** Exercise **
Check each line of the data below for the word "bottom", then extract the ones that have it.

** Provided material **
begin

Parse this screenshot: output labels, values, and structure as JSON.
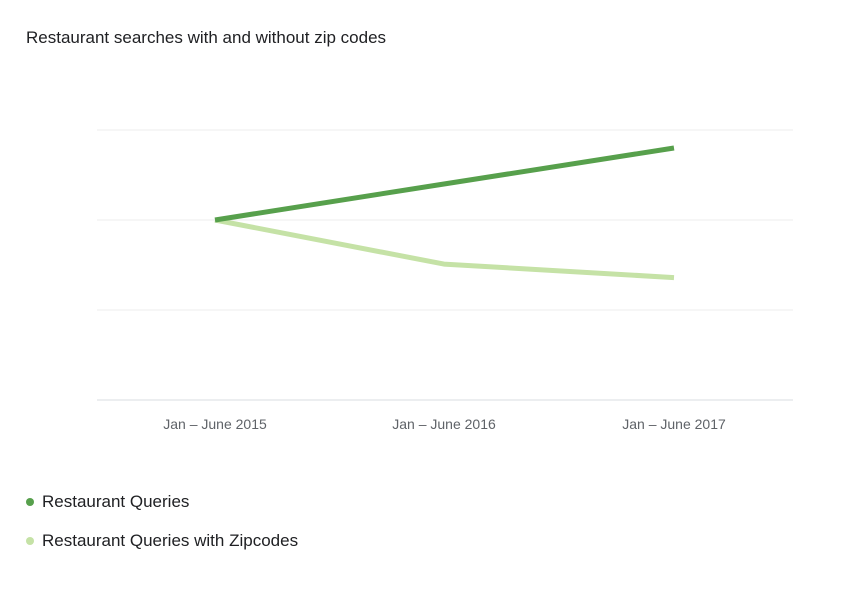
{
  "chart_data": {
    "type": "line",
    "title": "Restaurant searches with and without zip codes",
    "xlabel": "",
    "ylabel": "",
    "categories": [
      "Jan – June 2015",
      "Jan – June 2016",
      "Jan – June 2017"
    ],
    "ylim": [
      0,
      3
    ],
    "grid": true,
    "legend_placement": "bottom-left",
    "series": [
      {
        "name": "Restaurant Queries",
        "color": "#57a04c",
        "values": [
          2.0,
          2.4,
          2.8
        ]
      },
      {
        "name": "Restaurant Queries with Zipcodes",
        "color": "#c5e2a6",
        "values": [
          2.0,
          1.51,
          1.36
        ]
      }
    ]
  }
}
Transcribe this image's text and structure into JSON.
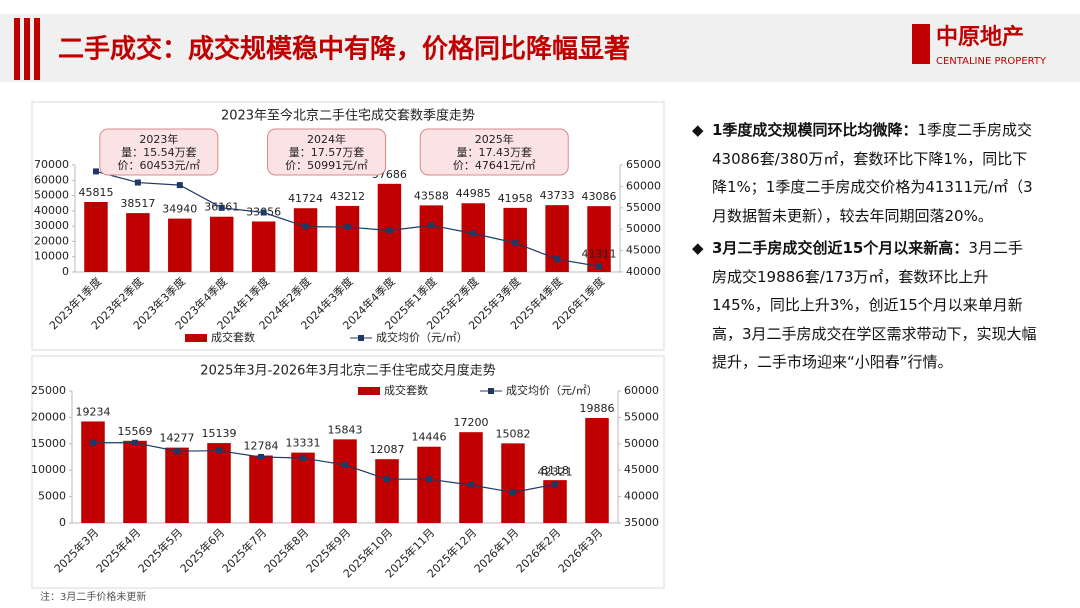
{
  "header": {
    "title": "二手成交：成交规模稳中有降，价格同比降幅显著",
    "logo": "中原地产",
    "logo_en": "CENTALINE PROPERTY"
  },
  "chart_data": [
    {
      "type": "bar-line",
      "title": "2023年至今北京二手住宅成交套数季度走势",
      "categories": [
        "2023年1季度",
        "2023年2季度",
        "2023年3季度",
        "2023年4季度",
        "2024年1季度",
        "2024年2季度",
        "2024年3季度",
        "2024年4季度",
        "2025年1季度",
        "2025年2季度",
        "2025年3季度",
        "2025年4季度",
        "2026年1季度"
      ],
      "series": [
        {
          "name": "成交套数",
          "kind": "bar",
          "color": "#c00000",
          "values": [
            45815,
            38517,
            34940,
            36161,
            33056,
            41724,
            43212,
            57686,
            43588,
            44985,
            41958,
            43733,
            43086
          ]
        },
        {
          "name": "成交均价（元/㎡）",
          "kind": "line",
          "axis": "y2",
          "color": "#1f3864",
          "values": [
            63500,
            60900,
            60300,
            55000,
            53900,
            50600,
            50500,
            49700,
            50900,
            49000,
            46800,
            43000,
            41311
          ],
          "value_labels": [
            null,
            null,
            null,
            null,
            null,
            null,
            null,
            null,
            null,
            null,
            null,
            null,
            "41311"
          ]
        }
      ],
      "ylim": [
        0,
        70000
      ],
      "yticks": [
        0,
        10000,
        20000,
        30000,
        40000,
        50000,
        60000,
        70000
      ],
      "y2lim": [
        40000,
        65000
      ],
      "y2ticks": [
        40000,
        45000,
        50000,
        55000,
        60000,
        65000
      ],
      "grid": false,
      "legend": "bottom",
      "annotations": [
        {
          "lines": [
            "2023年",
            "量：15.54万套",
            "价：60453元/㎡"
          ]
        },
        {
          "lines": [
            "2024年",
            "量：17.57万套",
            "价：50991元/㎡"
          ]
        },
        {
          "lines": [
            "2025年",
            "量：17.43万套",
            "价：47641元/㎡"
          ]
        }
      ]
    },
    {
      "type": "bar-line",
      "title": "2025年3月-2026年3月北京二手住宅成交月度走势",
      "categories": [
        "2025年3月",
        "2025年4月",
        "2025年5月",
        "2025年6月",
        "2025年7月",
        "2025年8月",
        "2025年9月",
        "2025年10月",
        "2025年11月",
        "2025年12月",
        "2026年1月",
        "2026年2月",
        "2026年3月"
      ],
      "series": [
        {
          "name": "成交套数",
          "kind": "bar",
          "color": "#c00000",
          "values": [
            19234,
            15569,
            14277,
            15139,
            12784,
            13331,
            15843,
            12087,
            14446,
            17200,
            15082,
            8118,
            19886
          ]
        },
        {
          "name": "成交均价（元/㎡）",
          "kind": "line",
          "axis": "y2",
          "color": "#1f3864",
          "values": [
            50200,
            50200,
            48600,
            48700,
            47500,
            47300,
            46000,
            43300,
            43300,
            42200,
            40800,
            42321,
            null
          ],
          "value_labels": [
            null,
            null,
            null,
            null,
            null,
            null,
            null,
            null,
            null,
            null,
            null,
            "42321",
            null
          ]
        }
      ],
      "ylim": [
        0,
        25000
      ],
      "yticks": [
        0,
        5000,
        10000,
        15000,
        20000,
        25000
      ],
      "y2lim": [
        35000,
        60000
      ],
      "y2ticks": [
        35000,
        40000,
        45000,
        50000,
        55000,
        60000
      ],
      "grid": false,
      "legend": "top"
    }
  ],
  "bullets": [
    {
      "lead": "1季度成交规模同环比均微降：",
      "text": "1季度二手房成交43086套/380万㎡，套数环比下降1%，同比下降1%；1季度二手房成交价格为41311元/㎡（3月数据暂未更新），较去年同期回落20%。"
    },
    {
      "lead": "3月二手房成交创近15个月以来新高：",
      "text": "3月二手房成交19886套/173万㎡，套数环比上升145%，同比上升3%，创近15个月以来单月新高，3月二手房成交在学区需求带动下，实现大幅提升，二手市场迎来“小阳春”行情。"
    }
  ],
  "note": "注：3月二手价格未更新"
}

end

** Written answer **
    "legend_placement": "bottom-left",
      "legend": "bottom",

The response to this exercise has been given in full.